Locate all lines with the word "дыханіе". Copy them.

Data entries
------------------------------------------------

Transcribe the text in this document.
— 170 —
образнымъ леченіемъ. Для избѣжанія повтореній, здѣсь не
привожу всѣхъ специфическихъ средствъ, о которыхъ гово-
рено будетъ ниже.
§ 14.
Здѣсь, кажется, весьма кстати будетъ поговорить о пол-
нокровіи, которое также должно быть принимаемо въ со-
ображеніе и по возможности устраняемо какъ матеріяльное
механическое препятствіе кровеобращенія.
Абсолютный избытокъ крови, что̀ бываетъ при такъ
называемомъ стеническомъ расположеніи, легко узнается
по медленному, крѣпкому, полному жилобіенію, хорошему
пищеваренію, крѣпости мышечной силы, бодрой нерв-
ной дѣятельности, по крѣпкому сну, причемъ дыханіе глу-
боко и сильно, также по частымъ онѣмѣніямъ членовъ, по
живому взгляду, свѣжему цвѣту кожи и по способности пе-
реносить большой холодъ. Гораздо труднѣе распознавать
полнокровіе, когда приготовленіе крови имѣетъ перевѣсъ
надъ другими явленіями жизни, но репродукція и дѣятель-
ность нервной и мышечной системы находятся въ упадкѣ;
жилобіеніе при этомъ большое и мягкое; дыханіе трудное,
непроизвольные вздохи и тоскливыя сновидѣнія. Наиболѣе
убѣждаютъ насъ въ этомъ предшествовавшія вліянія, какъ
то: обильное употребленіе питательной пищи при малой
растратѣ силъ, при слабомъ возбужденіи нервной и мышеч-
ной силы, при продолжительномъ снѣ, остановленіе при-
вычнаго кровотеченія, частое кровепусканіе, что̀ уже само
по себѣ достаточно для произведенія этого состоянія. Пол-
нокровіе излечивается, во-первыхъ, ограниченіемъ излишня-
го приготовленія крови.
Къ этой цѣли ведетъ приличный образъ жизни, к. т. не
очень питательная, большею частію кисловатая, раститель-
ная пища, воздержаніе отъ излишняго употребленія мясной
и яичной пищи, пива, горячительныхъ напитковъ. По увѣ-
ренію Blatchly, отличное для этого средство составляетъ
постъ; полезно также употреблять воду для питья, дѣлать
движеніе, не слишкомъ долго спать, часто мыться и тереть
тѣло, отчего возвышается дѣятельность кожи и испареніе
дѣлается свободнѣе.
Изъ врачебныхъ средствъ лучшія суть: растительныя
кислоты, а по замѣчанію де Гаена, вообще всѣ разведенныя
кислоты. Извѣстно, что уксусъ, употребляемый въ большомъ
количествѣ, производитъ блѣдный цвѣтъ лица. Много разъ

------------------------------------------------

Completed exercise:
ной дѣятельности, по крѣпкому сну, причемъ дыханіе глу-
жилобіеніе при этомъ большое и мягкое; дыханіе трудное,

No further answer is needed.